##### Data records #####

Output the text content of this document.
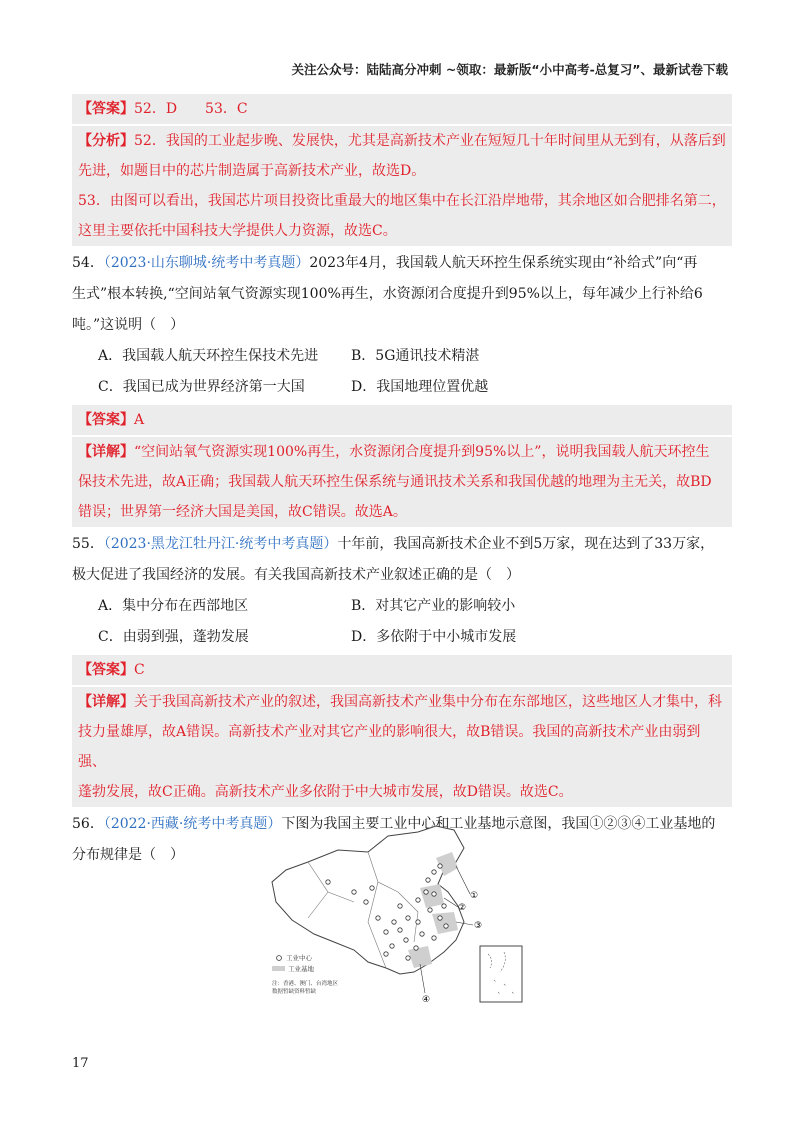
关注公众号：陆陆高分冲刺 ~领取：最新版“小中高考-总复习”、最新试卷下载
【答案】52．D　　53．C
【分析】52．我国的工业起步晚、发展快，尤其是高新技术产业在短短几十年时间里从无到有，从落后到
先进，如题目中的芯片制造属于高新技术产业，故选D。
53．由图可以看出，我国芯片项目投资比重最大的地区集中在长江沿岸地带，其余地区如合肥排名第二，
这里主要依托中国科技大学提供人力资源，故选C。
54．（2023·山东聊城·统考中考真题）2023年4月，我国载人航天环控生保系统实现由“补给式”向“再
生式”根本转换,“空间站氧气资源实现100%再生，水资源闭合度提升到95%以上，每年减少上行补给6
吨。”这说明（　）
A．我国载人航天环控生保技术先进	B．5G通讯技术精湛
C．我国已成为世界经济第一大国	D．我国地理位置优越
【答案】A
【详解】“空间站氧气资源实现100%再生，水资源闭合度提升到95%以上”，说明我国载人航天环控生
保技术先进，故A正确；我国载人航天环控生保系统与通讯技术关系和我国优越的地理为主无关，故BD
错误；世界第一经济大国是美国，故C错误。故选A。
55．（2023·黑龙江牡丹江·统考中考真题）十年前，我国高新技术企业不到5万家，现在达到了33万家，
极大促进了我国经济的发展。有关我国高新技术产业叙述正确的是（　）
A．集中分布在西部地区	B．对其它产业的影响较小
C．由弱到强，蓬勃发展	D．多依附于中小城市发展
【答案】C
【详解】关于我国高新技术产业的叙述，我国高新技术产业集中分布在东部地区，这些地区人才集中，科
技力量雄厚，故A错误。高新技术产业对其它产业的影响很大，故B错误。我国的高新技术产业由弱到强、
蓬勃发展，故C正确。高新技术产业多依附于中大城市发展，故D错误。故选C。
56．（2022·西藏·统考中考真题）下图为我国主要工业中心和工业基地示意图，我国①②③④工业基地的
分布规律是（　）
①
②
③
④
工业中心
工业基地
注：香港、澳门、台湾地区
数据暂缺资料暂缺
17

#####

> _Written task_:
Excluding the pictures, restate the records above word for word.

> _Written solution_:
Output the text content of this document.
关注公众号：陆陆高分冲刺 ~领取：最新版“小中高考-总复习”、最新试卷下载
【答案】52．D　　53．C
【分析】52．我国的工业起步晚、发展快，尤其是高新技术产业在短短几十年时间里从无到有，从落后到
先进，如题目中的芯片制造属于高新技术产业，故选D。
53．由图可以看出，我国芯片项目投资比重最大的地区集中在长江沿岸地带，其余地区如合肥排名第二，
这里主要依托中国科技大学提供人力资源，故选C。
54．（2023·山东聊城·统考中考真题）2023年4月，我国载人航天环控生保系统实现由“补给式”向“再
生式”根本转换,“空间站氧气资源实现100%再生，水资源闭合度提升到95%以上，每年减少上行补给6
吨。”这说明（　）
A．我国载人航天环控生保技术先进	B．5G通讯技术精湛
C．我国已成为世界经济第一大国	D．我国地理位置优越
【答案】A
【详解】“空间站氧气资源实现100%再生，水资源闭合度提升到95%以上”，说明我国载人航天环控生
保技术先进，故A正确；我国载人航天环控生保系统与通讯技术关系和我国优越的地理为主无关，故BD
错误；世界第一经济大国是美国，故C错误。故选A。
55．（2023·黑龙江牡丹江·统考中考真题）十年前，我国高新技术企业不到5万家，现在达到了33万家，
极大促进了我国经济的发展。有关我国高新技术产业叙述正确的是（　）
A．集中分布在西部地区	B．对其它产业的影响较小
C．由弱到强，蓬勃发展	D．多依附于中小城市发展
【答案】C
【详解】关于我国高新技术产业的叙述，我国高新技术产业集中分布在东部地区，这些地区人才集中，科
技力量雄厚，故A错误。高新技术产业对其它产业的影响很大，故B错误。我国的高新技术产业由弱到强、
蓬勃发展，故C正确。高新技术产业多依附于中大城市发展，故D错误。故选C。
56．（2022·西藏·统考中考真题）下图为我国主要工业中心和工业基地示意图，我国①②③④工业基地的
分布规律是（　）
①
②
③
④
工业中心
工业基地
注：香港、澳门、台湾地区
数据暂缺资料暂缺
17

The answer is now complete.